> [Problem to work on] Search the material for the word "které" and report each line where it turns up.

> [Stored rows]
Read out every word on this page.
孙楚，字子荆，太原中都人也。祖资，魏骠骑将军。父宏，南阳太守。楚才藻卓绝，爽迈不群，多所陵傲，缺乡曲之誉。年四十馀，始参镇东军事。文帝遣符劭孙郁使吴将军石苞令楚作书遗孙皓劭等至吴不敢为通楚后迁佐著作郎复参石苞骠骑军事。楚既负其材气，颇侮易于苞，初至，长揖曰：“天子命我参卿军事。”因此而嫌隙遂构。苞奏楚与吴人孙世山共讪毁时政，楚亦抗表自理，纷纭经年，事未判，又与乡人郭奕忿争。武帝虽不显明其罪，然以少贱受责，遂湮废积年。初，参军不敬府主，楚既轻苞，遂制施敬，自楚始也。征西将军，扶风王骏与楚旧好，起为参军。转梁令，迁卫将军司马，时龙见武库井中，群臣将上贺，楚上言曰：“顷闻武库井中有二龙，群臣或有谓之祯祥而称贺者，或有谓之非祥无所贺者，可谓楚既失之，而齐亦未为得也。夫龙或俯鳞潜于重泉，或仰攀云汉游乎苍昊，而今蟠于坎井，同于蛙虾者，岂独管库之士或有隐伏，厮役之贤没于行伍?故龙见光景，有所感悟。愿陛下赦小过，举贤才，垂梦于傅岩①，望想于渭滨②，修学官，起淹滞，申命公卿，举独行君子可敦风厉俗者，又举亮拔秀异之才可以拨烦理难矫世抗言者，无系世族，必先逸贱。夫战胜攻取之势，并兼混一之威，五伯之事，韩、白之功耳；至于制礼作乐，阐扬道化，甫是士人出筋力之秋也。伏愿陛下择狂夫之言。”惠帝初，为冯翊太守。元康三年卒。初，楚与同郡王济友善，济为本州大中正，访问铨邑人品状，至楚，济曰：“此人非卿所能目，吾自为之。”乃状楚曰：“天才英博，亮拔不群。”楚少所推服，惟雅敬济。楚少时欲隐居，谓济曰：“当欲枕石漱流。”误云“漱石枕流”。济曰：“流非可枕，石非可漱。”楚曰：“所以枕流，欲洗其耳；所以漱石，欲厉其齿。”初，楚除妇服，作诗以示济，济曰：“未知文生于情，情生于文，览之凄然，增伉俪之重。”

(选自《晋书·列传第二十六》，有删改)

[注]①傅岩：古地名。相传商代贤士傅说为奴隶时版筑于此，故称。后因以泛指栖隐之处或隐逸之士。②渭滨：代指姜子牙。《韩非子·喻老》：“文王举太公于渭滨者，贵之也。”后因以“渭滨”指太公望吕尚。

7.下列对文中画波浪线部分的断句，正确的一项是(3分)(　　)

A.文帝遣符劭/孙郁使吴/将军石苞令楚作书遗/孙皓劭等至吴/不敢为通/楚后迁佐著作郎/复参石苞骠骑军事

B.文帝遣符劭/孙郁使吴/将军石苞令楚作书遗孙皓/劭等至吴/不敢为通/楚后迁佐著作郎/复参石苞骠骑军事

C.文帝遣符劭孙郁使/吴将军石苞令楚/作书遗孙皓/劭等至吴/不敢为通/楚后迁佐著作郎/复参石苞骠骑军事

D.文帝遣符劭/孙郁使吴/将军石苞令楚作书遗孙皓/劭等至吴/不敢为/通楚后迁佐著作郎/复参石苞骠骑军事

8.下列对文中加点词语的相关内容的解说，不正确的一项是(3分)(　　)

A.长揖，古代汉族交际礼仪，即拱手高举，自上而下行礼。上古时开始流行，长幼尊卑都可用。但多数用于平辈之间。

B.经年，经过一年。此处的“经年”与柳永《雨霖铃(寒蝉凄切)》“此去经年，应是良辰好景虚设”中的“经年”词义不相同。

* * *

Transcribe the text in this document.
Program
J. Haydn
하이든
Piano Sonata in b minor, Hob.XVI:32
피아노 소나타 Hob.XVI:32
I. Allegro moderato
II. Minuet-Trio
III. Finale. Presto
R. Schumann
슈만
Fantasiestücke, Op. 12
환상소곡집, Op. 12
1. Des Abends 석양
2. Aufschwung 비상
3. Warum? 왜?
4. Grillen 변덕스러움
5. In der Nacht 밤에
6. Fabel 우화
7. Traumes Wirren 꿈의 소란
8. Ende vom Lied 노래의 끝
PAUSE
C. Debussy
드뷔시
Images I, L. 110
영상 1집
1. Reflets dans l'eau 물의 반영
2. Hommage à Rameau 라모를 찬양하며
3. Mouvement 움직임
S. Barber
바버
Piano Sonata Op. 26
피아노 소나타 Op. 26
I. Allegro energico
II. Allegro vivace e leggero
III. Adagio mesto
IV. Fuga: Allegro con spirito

==

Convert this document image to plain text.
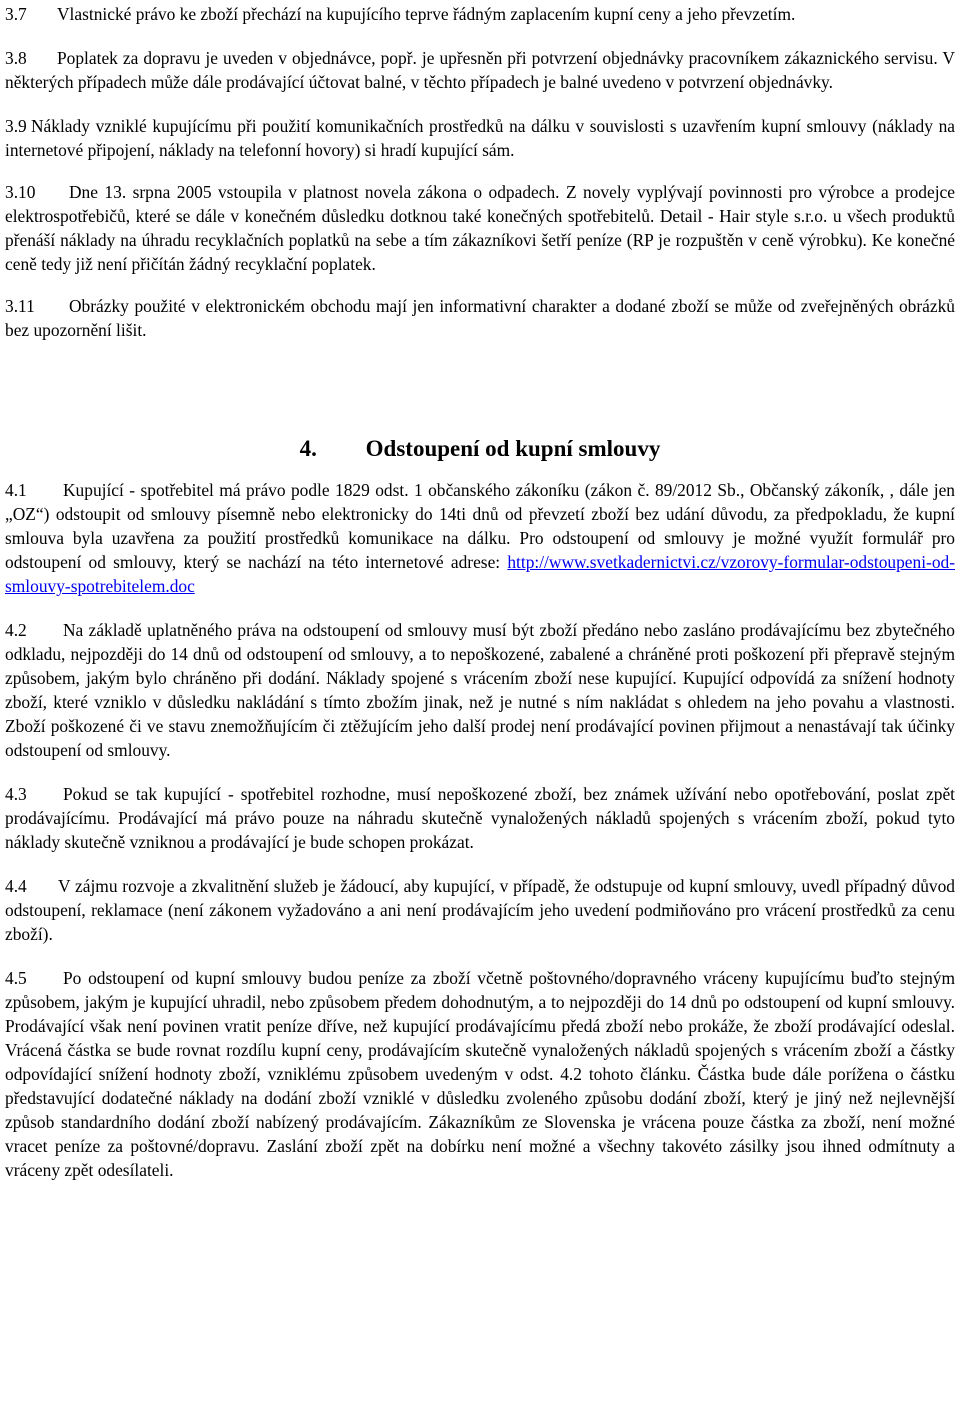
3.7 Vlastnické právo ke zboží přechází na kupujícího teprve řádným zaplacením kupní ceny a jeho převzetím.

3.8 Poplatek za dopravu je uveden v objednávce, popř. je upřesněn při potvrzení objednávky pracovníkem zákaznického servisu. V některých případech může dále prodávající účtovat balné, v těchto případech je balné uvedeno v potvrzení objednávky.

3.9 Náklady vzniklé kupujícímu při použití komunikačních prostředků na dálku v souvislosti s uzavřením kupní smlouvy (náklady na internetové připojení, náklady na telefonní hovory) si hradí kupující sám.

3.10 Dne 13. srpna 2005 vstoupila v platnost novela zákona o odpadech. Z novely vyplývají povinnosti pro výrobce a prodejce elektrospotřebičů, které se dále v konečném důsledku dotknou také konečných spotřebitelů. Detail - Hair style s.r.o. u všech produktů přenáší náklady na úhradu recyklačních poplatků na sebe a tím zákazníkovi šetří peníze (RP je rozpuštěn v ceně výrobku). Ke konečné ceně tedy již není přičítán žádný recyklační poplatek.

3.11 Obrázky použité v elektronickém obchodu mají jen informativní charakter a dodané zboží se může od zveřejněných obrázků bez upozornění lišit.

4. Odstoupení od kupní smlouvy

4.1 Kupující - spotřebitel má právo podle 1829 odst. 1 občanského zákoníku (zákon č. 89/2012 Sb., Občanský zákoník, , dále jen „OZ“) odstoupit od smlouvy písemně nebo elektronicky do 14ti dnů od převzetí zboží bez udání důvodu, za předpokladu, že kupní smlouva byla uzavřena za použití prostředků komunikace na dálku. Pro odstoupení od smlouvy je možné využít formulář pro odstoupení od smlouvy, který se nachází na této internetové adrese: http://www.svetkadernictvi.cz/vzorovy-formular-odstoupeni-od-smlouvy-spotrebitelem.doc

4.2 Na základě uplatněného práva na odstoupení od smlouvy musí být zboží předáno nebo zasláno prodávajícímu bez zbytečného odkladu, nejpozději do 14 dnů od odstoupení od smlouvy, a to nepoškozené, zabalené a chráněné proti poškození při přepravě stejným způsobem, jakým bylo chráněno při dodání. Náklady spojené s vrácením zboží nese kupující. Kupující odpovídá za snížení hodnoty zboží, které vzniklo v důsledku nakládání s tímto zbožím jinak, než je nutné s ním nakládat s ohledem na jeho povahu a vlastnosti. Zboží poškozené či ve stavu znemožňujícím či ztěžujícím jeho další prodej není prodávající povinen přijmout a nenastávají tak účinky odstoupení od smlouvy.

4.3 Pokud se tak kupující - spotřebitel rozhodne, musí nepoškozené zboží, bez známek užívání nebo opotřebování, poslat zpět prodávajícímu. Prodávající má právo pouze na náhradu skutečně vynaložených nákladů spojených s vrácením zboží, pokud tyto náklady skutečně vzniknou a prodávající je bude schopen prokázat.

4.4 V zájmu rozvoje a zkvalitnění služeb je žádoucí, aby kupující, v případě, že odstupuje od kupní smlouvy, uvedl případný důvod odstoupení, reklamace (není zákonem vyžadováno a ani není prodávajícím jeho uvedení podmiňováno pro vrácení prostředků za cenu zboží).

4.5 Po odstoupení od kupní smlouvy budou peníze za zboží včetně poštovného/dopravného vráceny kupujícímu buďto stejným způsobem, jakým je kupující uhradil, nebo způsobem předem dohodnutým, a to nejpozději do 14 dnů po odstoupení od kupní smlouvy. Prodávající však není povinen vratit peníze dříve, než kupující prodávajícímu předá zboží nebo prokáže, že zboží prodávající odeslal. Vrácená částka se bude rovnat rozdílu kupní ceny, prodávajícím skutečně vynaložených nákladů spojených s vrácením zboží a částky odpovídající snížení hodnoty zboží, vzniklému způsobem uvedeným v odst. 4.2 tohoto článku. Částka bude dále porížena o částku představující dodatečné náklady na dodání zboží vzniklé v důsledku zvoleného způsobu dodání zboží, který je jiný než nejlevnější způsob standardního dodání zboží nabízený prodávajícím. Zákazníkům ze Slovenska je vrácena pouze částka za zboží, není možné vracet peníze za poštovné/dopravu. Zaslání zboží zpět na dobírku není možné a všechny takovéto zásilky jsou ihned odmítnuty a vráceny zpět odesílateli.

> [Exercise solution]
3.10 Dne 13. srpna 2005 vstoupila v platnost novela zákona o odpadech. Z novely vyplývají povinnosti pro výrobce a prodejce elektrospotřebičů, které se dále v konečném důsledku dotknou také konečných spotřebitelů. Detail - Hair style s.r.o. u všech produktů přenáší náklady na úhradu recyklačních poplatků na sebe a tím zákazníkovi šetří peníze (RP je rozpuštěn v ceně výrobku). Ke konečné ceně tedy již není přičítán žádný recyklační poplatek.
4.2 Na základě uplatněného práva na odstoupení od smlouvy musí být zboží předáno nebo zasláno prodávajícímu bez zbytečného odkladu, nejpozději do 14 dnů od odstoupení od smlouvy, a to nepoškozené, zabalené a chráněné proti poškození při přepravě stejným způsobem, jakým bylo chráněno při dodání. Náklady spojené s vrácením zboží nese kupující. Kupující odpovídá za snížení hodnoty zboží, které vzniklo v důsledku nakládání s tímto zbožím jinak, než je nutné s ním nakládat s ohledem na jeho povahu a vlastnosti. Zboží poškozené či ve stavu znemožňujícím či ztěžujícím jeho další prodej není prodávající povinen přijmout a nenastávají tak účinky odstoupení od smlouvy.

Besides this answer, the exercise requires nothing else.